Data entries for graphics:

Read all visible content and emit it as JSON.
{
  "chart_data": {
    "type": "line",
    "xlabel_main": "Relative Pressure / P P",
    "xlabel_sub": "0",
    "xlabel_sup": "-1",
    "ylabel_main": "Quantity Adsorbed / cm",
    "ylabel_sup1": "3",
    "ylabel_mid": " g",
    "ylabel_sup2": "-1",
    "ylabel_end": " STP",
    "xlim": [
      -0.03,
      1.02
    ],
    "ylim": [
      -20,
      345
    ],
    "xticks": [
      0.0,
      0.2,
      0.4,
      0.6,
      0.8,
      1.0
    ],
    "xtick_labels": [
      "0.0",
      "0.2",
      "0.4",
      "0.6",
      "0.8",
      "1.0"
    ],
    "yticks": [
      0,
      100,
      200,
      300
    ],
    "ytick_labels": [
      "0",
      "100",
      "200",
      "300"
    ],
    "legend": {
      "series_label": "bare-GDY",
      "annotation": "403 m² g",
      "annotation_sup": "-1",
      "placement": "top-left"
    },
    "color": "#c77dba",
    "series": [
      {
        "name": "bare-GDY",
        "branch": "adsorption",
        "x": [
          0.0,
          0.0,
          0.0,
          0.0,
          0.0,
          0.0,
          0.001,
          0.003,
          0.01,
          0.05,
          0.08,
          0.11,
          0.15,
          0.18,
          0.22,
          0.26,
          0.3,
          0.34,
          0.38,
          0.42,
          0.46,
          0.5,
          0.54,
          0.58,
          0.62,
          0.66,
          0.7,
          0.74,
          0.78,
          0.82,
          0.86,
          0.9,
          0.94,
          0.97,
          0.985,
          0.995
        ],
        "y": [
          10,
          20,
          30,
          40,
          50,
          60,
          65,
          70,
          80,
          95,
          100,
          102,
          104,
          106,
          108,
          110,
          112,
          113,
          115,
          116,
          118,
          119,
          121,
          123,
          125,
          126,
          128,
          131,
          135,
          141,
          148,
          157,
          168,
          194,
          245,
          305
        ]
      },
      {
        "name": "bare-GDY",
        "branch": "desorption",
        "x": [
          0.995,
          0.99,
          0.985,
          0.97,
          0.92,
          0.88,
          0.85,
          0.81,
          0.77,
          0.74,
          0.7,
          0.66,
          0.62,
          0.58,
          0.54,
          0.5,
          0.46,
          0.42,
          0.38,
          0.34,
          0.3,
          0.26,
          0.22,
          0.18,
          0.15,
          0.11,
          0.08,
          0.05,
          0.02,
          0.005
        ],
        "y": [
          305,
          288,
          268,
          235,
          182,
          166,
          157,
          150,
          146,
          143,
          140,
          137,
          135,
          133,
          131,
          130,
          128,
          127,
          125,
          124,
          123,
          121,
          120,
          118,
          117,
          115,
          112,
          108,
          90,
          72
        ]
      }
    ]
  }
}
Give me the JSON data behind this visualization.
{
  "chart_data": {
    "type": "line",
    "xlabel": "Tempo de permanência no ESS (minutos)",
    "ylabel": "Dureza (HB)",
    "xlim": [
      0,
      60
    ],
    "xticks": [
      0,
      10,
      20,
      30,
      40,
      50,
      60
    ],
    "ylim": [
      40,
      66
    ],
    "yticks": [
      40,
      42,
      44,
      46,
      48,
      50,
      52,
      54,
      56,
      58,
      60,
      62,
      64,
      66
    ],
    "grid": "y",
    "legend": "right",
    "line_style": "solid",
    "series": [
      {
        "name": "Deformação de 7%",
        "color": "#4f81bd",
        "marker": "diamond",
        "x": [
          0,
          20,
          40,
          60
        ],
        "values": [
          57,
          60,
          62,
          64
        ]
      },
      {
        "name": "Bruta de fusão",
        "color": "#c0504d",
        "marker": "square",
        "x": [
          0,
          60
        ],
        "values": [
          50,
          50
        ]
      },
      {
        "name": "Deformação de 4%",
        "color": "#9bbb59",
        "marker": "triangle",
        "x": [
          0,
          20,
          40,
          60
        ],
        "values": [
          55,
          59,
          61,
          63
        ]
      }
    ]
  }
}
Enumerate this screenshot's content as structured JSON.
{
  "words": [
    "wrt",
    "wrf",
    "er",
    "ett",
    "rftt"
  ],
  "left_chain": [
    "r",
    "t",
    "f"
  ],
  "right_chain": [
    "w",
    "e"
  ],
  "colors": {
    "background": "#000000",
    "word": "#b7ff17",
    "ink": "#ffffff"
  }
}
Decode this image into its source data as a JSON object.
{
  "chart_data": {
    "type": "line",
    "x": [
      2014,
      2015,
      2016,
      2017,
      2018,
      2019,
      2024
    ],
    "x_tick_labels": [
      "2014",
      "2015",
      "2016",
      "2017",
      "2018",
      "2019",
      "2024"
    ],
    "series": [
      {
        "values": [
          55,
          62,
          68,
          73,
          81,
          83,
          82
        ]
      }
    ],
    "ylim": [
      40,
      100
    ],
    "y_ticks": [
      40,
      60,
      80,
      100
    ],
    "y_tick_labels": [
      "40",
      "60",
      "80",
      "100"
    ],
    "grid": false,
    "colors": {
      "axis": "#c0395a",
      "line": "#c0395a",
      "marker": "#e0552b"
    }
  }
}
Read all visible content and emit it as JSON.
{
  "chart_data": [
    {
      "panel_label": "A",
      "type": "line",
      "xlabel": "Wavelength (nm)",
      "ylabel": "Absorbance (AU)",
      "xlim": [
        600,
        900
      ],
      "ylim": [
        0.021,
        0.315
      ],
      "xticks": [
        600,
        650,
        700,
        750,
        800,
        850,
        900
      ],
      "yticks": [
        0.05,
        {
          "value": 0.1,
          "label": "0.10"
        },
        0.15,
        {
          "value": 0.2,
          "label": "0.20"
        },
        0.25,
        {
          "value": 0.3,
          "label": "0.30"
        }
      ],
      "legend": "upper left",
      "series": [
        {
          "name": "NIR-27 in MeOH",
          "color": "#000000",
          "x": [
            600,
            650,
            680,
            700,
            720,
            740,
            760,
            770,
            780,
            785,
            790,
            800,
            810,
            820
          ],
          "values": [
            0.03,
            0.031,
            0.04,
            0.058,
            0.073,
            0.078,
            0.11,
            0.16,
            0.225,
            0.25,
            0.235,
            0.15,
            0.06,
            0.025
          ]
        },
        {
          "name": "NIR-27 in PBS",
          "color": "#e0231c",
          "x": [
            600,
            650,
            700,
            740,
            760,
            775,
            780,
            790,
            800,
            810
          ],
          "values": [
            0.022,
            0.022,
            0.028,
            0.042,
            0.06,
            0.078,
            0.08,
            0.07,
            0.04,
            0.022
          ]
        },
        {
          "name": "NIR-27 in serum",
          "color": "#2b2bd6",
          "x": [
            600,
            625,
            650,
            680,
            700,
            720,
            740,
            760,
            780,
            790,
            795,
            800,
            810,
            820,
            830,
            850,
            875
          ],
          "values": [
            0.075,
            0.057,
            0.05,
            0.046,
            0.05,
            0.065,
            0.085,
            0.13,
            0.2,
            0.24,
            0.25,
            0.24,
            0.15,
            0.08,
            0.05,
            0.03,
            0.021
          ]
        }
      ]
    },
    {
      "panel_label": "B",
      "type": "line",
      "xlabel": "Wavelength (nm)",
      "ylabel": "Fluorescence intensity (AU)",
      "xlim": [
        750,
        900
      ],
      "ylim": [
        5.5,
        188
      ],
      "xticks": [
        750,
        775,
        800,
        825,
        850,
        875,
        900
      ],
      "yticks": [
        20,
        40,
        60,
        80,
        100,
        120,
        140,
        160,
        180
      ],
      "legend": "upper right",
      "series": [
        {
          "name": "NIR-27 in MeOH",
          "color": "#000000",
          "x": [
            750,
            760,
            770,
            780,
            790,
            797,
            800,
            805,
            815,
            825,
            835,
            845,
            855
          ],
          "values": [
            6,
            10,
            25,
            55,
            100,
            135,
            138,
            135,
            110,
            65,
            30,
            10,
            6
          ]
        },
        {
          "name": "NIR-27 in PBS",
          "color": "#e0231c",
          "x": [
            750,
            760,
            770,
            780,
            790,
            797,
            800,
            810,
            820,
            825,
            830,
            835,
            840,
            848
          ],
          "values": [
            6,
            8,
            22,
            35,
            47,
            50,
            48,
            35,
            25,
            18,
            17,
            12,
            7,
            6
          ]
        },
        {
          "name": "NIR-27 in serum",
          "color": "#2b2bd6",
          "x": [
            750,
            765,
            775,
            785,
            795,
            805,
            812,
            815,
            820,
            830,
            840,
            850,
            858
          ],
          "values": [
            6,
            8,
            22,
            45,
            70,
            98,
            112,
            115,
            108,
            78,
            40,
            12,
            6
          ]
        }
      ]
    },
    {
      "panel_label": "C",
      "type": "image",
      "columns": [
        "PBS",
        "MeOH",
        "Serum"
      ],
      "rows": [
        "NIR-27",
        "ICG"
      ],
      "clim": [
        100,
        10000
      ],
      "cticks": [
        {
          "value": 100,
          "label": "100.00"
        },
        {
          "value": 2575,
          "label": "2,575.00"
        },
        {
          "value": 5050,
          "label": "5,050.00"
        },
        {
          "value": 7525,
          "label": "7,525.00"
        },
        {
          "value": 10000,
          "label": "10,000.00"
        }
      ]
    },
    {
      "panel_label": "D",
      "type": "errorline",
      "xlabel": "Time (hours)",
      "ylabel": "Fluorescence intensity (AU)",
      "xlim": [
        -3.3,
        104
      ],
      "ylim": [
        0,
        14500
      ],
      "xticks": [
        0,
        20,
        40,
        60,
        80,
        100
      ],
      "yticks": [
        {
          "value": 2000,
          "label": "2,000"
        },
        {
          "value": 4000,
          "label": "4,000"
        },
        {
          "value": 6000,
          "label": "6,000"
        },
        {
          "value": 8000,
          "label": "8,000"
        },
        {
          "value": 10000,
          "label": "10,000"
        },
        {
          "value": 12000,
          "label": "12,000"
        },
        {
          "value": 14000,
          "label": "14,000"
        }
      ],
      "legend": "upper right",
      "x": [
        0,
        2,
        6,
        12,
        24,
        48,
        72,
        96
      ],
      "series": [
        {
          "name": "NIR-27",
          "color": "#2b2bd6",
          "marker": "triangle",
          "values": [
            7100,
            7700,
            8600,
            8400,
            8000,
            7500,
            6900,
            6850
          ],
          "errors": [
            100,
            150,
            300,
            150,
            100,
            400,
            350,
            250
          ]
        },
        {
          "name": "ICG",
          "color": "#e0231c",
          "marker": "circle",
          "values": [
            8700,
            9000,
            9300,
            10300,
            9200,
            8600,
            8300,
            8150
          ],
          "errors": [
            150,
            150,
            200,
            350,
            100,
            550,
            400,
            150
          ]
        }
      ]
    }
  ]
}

**What needs to be done:** Check each line of the records for the word "legend", and show the lines that contain it.

**Exercise response:**
    "legend": {
    "legend": "right",
      "legend": "upper left",
      "legend": "upper right",
      "legend": "upper right",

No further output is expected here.